Detroit — A Detroit police officer says there was no thorough search of the basement where 12-year-old Charlie Bothuell V was found alive nearly two weeks after he was reported missing last June.

"There had not been ... a full, complete, thorough 'no-stone-unturned' search of the basement," Detroit Police Officer Lori Dillon testified under cross examination Thursday by defense attorney Shawn Patrick Smith about finding the boy in the 600-square-foot basement of the family's home on Nicolet near downtown June 25.

Dillon said it was possible a thorough search had not been done because of the "conditions of the basement."

On Thursday, 36th District Judge Shannon Holmes scheduled more hearings for 9:30 a.m. April 28, May 6 and May 7 for the preliminary examination at the Frank Murphy Hall of Justice. Afterward, she'll decide whether Charlie's dad, Charlie Bothuell IV, and his wife, Monique Dillard-Bothuell, will stand trial on torture and child abuse charges.

Two witnesses have testified so far after four days of hearings. The first witnesses were Dr. Dena Nazer, the Children's Hospital of Michigan physician who testified Charlie had suffered child abuse, and undercover Detroit police officer Dillon, who was at the boy's house investigating when he was found.

Dillon testified Wednesday and Thursday about the investigation into the case which made national headlines and landed Bothuell on Nancy Grace's popular cable TV show.

The boy is expected to testify, but it is unclear when. There is at least one more police investigator expected to take the stand.

The boy told staff at Children's Hospital he had been beaten in the past by his father with a PVC pipe. He also told hospital staff his stepmother forced him into the basement and threatened him in the past, telling him she could murder him and that no one would know since he was home schooled.

Attorney Shawn Patrick Smith, Bothuell's defense lawyer, said the boy is a "liar" and he made up the story about being forced into the basement.

* * *

QUESTIONS ON THE MATERIAL >>
1. According to the article on the Bothuell case, how large was the basement where the boy was found?
2. Turn the paragraph of the Bothuell case article that begins "On Thursday, 36th District Judge Shannon Holmes" into a short list.

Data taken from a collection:
* * *

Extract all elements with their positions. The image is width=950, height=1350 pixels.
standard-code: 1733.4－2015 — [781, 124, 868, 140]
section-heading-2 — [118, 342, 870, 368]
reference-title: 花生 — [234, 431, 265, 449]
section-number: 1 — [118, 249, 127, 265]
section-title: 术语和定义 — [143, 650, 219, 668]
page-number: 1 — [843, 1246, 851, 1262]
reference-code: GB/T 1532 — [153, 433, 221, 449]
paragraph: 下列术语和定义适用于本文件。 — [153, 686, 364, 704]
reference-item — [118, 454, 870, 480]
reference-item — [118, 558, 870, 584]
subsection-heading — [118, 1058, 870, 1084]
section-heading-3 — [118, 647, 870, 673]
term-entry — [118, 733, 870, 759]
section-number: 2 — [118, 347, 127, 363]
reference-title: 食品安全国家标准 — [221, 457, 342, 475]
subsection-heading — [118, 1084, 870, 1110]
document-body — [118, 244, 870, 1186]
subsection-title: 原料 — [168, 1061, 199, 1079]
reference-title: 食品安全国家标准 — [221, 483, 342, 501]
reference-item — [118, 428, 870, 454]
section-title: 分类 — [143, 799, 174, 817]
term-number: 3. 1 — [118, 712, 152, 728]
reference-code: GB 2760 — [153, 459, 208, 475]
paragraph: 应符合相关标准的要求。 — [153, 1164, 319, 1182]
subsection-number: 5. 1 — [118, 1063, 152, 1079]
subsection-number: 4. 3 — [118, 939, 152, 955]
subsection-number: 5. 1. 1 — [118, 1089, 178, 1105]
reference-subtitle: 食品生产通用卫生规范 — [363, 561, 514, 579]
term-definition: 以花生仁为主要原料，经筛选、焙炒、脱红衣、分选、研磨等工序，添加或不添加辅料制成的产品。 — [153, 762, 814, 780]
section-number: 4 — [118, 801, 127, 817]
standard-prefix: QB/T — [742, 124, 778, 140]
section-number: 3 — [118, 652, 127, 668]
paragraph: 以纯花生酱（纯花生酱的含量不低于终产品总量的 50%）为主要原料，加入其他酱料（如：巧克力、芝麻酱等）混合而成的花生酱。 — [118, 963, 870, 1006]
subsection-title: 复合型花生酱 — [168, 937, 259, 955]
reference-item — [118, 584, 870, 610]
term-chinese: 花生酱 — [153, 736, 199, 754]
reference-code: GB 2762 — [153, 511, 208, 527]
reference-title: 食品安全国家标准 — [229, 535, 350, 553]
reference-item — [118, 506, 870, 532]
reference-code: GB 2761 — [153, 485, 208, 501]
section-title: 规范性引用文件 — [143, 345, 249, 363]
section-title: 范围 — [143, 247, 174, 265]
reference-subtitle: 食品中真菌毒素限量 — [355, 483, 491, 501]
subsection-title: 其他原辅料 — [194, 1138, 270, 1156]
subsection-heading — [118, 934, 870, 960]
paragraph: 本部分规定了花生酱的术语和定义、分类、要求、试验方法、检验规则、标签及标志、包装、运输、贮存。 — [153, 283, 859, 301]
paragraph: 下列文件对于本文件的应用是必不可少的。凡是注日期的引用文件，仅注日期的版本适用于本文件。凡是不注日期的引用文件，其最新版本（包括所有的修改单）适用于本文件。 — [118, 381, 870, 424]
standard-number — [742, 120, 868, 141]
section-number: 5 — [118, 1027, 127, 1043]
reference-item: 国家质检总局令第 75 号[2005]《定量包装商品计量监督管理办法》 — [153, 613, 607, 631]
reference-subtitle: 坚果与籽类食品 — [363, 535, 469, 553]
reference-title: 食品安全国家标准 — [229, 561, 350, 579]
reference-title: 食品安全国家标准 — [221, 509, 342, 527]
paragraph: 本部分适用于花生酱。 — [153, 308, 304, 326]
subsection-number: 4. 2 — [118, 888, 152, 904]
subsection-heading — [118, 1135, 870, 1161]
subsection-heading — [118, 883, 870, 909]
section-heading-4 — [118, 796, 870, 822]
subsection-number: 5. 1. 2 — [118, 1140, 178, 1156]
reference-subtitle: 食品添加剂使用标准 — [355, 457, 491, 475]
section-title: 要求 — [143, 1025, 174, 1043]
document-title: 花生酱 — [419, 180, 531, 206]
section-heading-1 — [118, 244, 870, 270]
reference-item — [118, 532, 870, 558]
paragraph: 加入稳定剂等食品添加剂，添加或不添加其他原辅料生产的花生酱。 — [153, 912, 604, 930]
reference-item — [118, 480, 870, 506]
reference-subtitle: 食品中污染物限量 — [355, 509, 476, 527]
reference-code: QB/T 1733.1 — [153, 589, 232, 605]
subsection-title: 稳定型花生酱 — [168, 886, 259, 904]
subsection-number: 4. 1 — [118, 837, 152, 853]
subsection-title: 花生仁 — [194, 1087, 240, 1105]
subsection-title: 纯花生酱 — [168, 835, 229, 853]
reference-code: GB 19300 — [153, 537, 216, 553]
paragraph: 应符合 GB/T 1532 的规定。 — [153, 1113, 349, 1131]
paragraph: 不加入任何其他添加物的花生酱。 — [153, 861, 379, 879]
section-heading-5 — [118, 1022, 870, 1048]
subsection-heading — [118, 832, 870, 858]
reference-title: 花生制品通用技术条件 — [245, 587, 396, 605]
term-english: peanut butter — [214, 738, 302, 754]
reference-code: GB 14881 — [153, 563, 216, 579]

* * *

ANSWERS TO THIS EXERCISE >>
1. 600 square feet.

2.
- On Thursday, 36th District Judge Shannon Holmes scheduled more hearings for the preliminary examination.
- The hearings are set for 9:30 a.m. on April 28, May 6 and May 7 at the Frank Murphy Hall of Justice.
- Afterward, she will decide whether Charlie Bothuell IV and his wife, Monique Dillard-Bothuell, will stand trial on torture and child abuse charges.